**WORK TO DO**
Your task is to transcribe the data in full.

**MATERIAL FOR THIS TASK**
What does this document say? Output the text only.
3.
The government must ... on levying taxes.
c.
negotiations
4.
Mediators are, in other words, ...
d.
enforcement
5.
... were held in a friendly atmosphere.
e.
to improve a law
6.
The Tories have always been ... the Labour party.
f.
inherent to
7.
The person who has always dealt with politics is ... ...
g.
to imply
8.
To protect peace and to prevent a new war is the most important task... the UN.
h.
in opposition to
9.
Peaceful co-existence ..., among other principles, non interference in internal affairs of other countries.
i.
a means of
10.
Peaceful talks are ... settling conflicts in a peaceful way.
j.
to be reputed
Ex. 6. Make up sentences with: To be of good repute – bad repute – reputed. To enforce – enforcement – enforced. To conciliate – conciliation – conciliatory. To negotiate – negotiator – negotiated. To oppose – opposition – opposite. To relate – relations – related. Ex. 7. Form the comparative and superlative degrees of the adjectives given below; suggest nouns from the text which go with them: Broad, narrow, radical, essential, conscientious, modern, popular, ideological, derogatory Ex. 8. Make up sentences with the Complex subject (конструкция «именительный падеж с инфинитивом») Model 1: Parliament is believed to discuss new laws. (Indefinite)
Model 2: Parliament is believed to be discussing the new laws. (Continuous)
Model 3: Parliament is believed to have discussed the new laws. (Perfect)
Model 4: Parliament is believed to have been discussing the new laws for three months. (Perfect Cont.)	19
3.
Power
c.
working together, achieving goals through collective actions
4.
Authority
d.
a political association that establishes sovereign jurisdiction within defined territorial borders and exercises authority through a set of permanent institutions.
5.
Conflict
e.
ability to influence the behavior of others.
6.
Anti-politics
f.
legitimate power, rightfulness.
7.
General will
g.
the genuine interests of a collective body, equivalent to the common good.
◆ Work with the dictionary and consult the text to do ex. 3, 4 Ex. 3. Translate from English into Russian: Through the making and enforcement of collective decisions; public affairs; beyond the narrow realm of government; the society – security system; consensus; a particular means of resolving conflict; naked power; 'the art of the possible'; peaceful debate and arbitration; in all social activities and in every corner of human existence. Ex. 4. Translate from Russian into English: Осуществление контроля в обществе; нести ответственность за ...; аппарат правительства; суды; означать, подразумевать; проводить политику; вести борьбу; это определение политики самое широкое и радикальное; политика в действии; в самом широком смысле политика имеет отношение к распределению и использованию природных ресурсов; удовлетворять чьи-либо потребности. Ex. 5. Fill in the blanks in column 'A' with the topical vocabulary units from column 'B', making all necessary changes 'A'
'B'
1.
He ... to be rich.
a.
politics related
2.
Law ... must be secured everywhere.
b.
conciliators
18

**CORRECT OUTPUT**
What does this document say? Output the text only.
3.
The government must ... on levying taxes.
c.
negotiations
4.
Mediators are, in other words, ...
d.
enforcement
5.
... were held in a friendly atmosphere.
e.
to improve a law
6.
The Tories have always been ... the Labour party.
f.
inherent to
7.
The person who has always dealt with politics is ... ...
g.
to imply
8.
To protect peace and to prevent a new war is the most important task... the UN.
h.
in opposition to
9.
Peaceful co-existence ..., among other principles, non interference in internal affairs of other countries.
i.
a means of
10.
Peaceful talks are ... settling conflicts in a peaceful way.
j.
to be reputed
Ex. 6. Make up sentences with: To be of good repute – bad repute – reputed. To enforce – enforcement – enforced. To conciliate – conciliation – conciliatory. To negotiate – negotiator – negotiated. To oppose – opposition – opposite. To relate – relations – related. Ex. 7. Form the comparative and superlative degrees of the adjectives given below; suggest nouns from the text which go with them: Broad, narrow, radical, essential, conscientious, modern, popular, ideological, derogatory Ex. 8. Make up sentences with the Complex subject (конструкция «именительный падеж с инфинитивом») Model 1: Parliament is believed to discuss new laws. (Indefinite)
Model 2: Parliament is believed to be discussing the new laws. (Continuous)
Model 3: Parliament is believed to have discussed the new laws. (Perfect)
Model 4: Parliament is believed to have been discussing the new laws for three months. (Perfect Cont.)	19
3.
Power
c.
working together, achieving goals through collective actions
4.
Authority
d.
a political association that establishes sovereign jurisdiction within defined territorial borders and exercises authority through a set of permanent institutions.
5.
Conflict
e.
ability to influence the behavior of others.
6.
Anti-politics
f.
legitimate power, rightfulness.
7.
General will
g.
the genuine interests of a collective body, equivalent to the common good.
◆ Work with the dictionary and consult the text to do ex. 3, 4 Ex. 3. Translate from English into Russian: Through the making and enforcement of collective decisions; public affairs; beyond the narrow realm of government; the society – security system; consensus; a particular means of resolving conflict; naked power; 'the art of the possible'; peaceful debate and arbitration; in all social activities and in every corner of human existence. Ex. 4. Translate from Russian into English: Осуществление контроля в обществе; нести ответственность за ...; аппарат правительства; суды; означать, подразумевать; проводить политику; вести борьбу; это определение политики самое широкое и радикальное; политика в действии; в самом широком смысле политика имеет отношение к распределению и использованию природных ресурсов; удовлетворять чьи-либо потребности. Ex. 5. Fill in the blanks in column 'A' with the topical vocabulary units from column 'B', making all necessary changes 'A'
'B'
1.
He ... to be rich.
a.
politics related
2.
Law ... must be secured everywhere.
b.
conciliators
18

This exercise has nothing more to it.